[begin Materials provided]
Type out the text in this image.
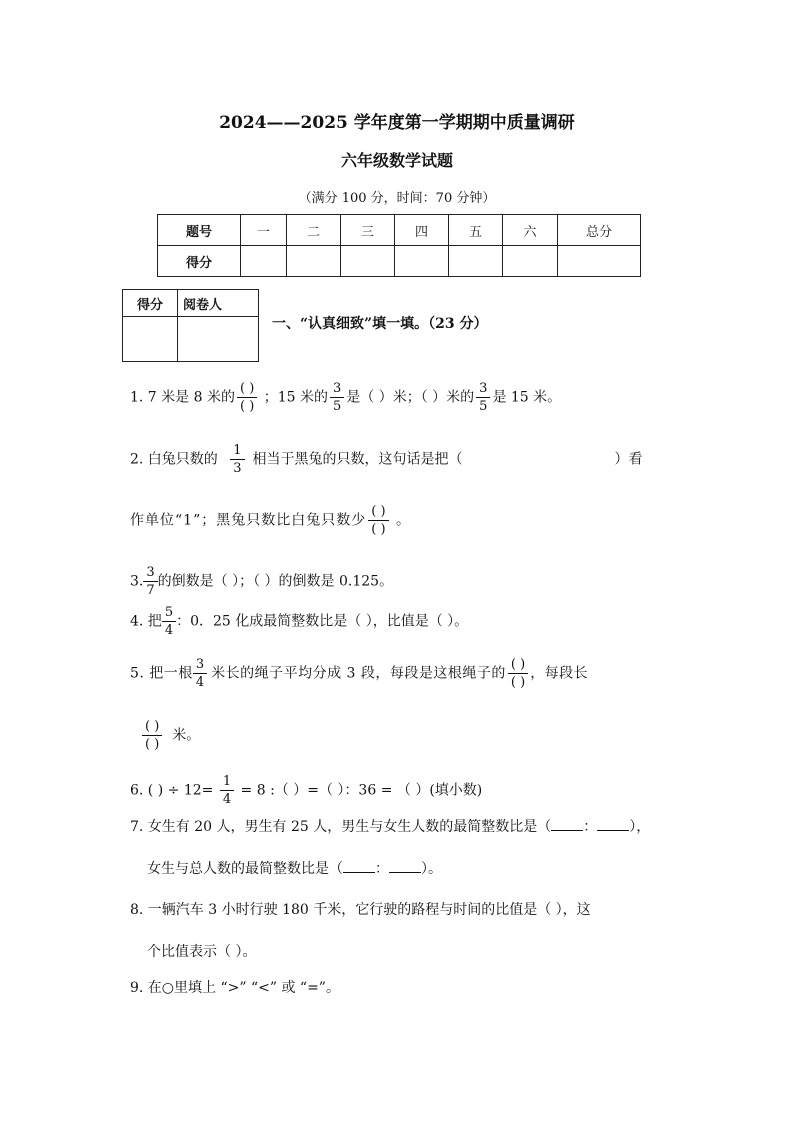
2024——2025 学年度第一学期期中质量调研
六年级数学试题
（满分 100 分，时间：70 分钟）
题号	一	二	三	四	五	六	总分
得分							
得分	阅卷人

一、“认真细致”填一填。（23 分）
1. 7 米是 8 米的 $\frac{( )}{( )}$ ；15 米的 $\frac{3}{5}$ 是（ ）米；（ ）米的 $\frac{3}{5}$ 是 15 米。
2. 白兔只数的 $\frac{1}{3}$ 相当于黑兔的只数，这句话是把（	）看
作单位“1”；黑兔只数比白兔只数少 $\frac{( )}{( )}$ 。
3. $\frac{3}{7}$ 的倒数是（ ）；（ ）的倒数是 0.125。
4. 把 $\frac{5}{4}$ ：0．25 化成最简整数比是（ ），比值是（ ）。
5. 把一根 $\frac{3}{4}$ 米长的绳子平均分成 3 段，每段是这根绳子的 $\frac{( )}{( )}$ ，每段长
$\frac{( )}{( )}$ 米。
6. ( ) ÷ $12= \frac{1}{4} = 8$ :（ ）=（ ）：36 = （ ）(填小数)
7. 女生有 20 人，男生有 25 人，男生与女生人数的最简整数比是（ ： ），
女生与总人数的最简整数比是（ ： ）。
8. 一辆汽车 3 小时行驶 180 千米，它行驶的路程与时间的比值是（ ），这
个比值表示（ ）。
9. 在○里填上 “>” “<” 或 “=”。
[end Materials provided]
__Task description__
Pictures excluded, quote all the data above exactly.

__Result__
Type out the text in this image.
2024——2025 学年度第一学期期中质量调研
六年级数学试题
（满分 100 分，时间：70 分钟）
题号	一	二	三	四	五	六	总分
得分							
得分	阅卷人

一、“认真细致”填一填。（23 分）
1. 7 米是 8 米的 $\frac{( )}{( )}$ ；15 米的 $\frac{3}{5}$ 是（ ）米；（ ）米的 $\frac{3}{5}$ 是 15 米。
2. 白兔只数的 $\frac{1}{3}$ 相当于黑兔的只数，这句话是把（	）看
作单位“1”；黑兔只数比白兔只数少 $\frac{( )}{( )}$ 。
3. $\frac{3}{7}$ 的倒数是（ ）；（ ）的倒数是 0.125。
4. 把 $\frac{5}{4}$ ：0．25 化成最简整数比是（ ），比值是（ ）。
5. 把一根 $\frac{3}{4}$ 米长的绳子平均分成 3 段，每段是这根绳子的 $\frac{( )}{( )}$ ，每段长
$\frac{( )}{( )}$ 米。
6. ( ) ÷ $12= \frac{1}{4} = 8$ :（ ）=（ ）：36 = （ ）(填小数)
7. 女生有 20 人，男生有 25 人，男生与女生人数的最简整数比是（ ： ），
女生与总人数的最简整数比是（ ： ）。
8. 一辆汽车 3 小时行驶 180 千米，它行驶的路程与时间的比值是（ ），这
个比值表示（ ）。
9. 在○里填上 “>” “<” 或 “=”。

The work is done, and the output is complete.